#### Saved data entries
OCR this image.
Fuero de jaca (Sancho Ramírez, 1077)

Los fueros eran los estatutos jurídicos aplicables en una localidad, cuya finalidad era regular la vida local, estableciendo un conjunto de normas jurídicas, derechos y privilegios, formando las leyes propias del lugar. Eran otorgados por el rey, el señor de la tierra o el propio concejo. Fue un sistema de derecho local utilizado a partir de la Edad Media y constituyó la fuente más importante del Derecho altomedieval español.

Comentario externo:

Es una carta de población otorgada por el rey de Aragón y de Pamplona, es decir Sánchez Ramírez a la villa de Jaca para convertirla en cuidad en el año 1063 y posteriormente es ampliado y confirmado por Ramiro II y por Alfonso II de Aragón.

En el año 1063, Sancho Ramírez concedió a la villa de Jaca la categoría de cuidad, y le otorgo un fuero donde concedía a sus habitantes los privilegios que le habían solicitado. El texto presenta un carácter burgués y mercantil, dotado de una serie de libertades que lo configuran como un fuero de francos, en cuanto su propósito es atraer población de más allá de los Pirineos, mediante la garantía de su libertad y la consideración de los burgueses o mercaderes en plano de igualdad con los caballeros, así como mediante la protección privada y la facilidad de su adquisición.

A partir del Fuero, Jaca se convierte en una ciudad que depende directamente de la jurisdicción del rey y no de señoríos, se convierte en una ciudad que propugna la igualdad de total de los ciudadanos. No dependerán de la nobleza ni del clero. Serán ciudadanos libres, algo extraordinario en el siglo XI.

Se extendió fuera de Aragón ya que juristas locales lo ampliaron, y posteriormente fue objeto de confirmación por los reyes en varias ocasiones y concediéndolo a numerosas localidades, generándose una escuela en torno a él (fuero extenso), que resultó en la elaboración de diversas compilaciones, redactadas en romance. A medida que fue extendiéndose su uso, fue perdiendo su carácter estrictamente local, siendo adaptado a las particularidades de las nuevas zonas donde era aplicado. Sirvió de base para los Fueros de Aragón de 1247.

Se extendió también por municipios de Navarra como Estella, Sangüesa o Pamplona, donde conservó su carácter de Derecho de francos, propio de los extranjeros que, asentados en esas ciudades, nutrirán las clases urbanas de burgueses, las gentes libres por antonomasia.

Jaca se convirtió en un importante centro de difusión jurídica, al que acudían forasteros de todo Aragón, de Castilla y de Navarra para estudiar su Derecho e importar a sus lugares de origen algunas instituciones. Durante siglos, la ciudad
* * *
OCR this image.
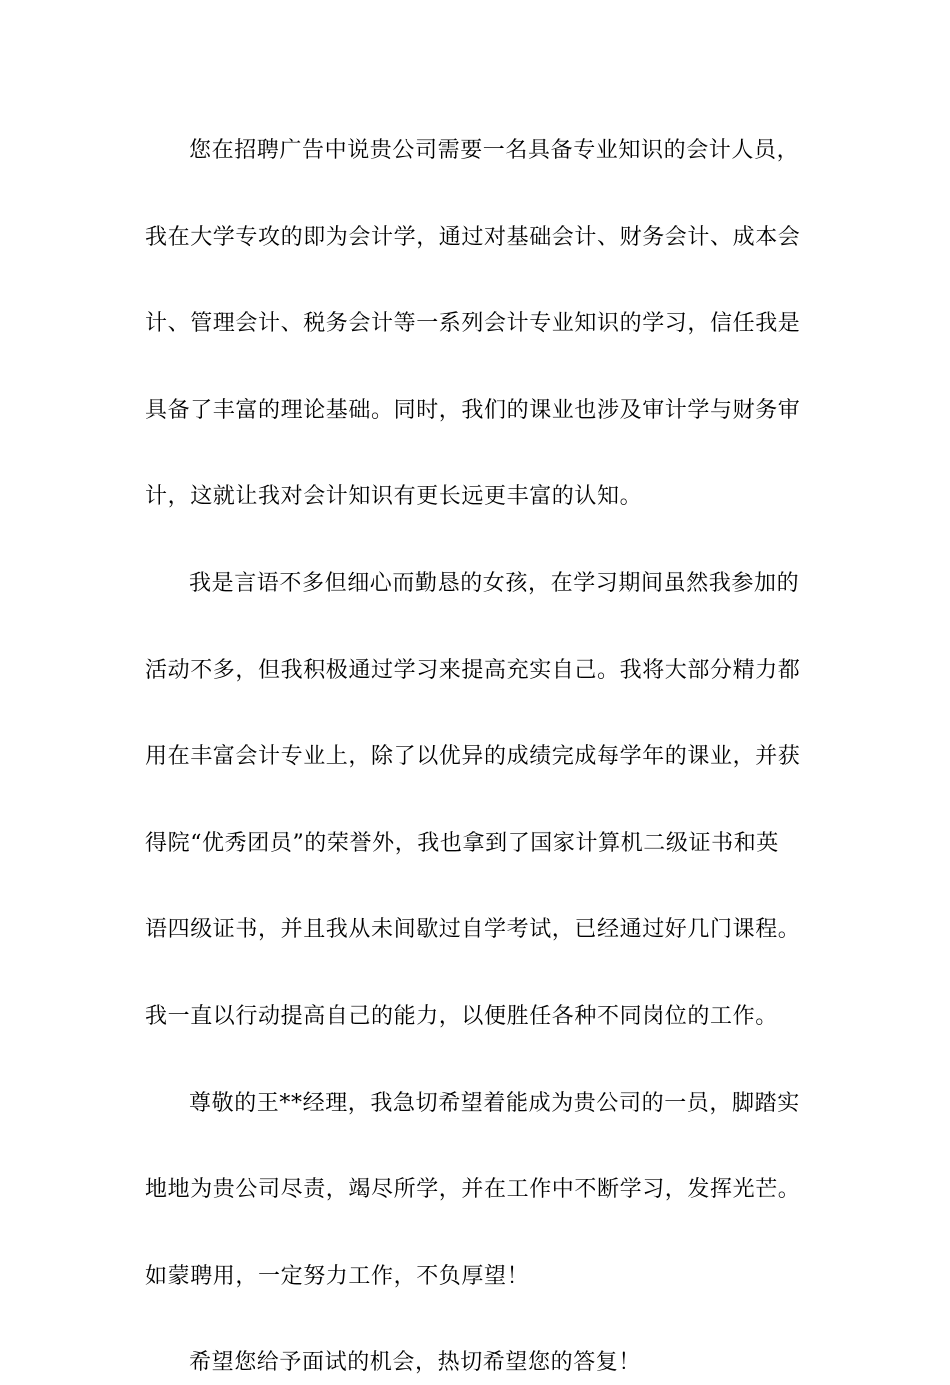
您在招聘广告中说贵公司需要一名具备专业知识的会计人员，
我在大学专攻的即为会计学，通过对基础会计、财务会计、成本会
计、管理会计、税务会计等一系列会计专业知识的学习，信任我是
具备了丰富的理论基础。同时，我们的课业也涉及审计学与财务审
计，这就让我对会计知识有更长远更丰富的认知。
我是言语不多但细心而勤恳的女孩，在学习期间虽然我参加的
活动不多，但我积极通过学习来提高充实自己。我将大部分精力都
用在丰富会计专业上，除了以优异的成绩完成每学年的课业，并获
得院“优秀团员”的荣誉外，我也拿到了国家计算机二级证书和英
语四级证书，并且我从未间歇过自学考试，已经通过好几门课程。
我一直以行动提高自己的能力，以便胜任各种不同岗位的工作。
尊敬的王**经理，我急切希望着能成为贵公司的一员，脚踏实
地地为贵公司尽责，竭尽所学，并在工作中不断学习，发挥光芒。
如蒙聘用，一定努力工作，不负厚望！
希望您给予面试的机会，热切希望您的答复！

#### EXERCISE
What is the number of lines in this material that hold the string "Navarra"? Answer with that number only.

#### EXERCISE OUTPUT
2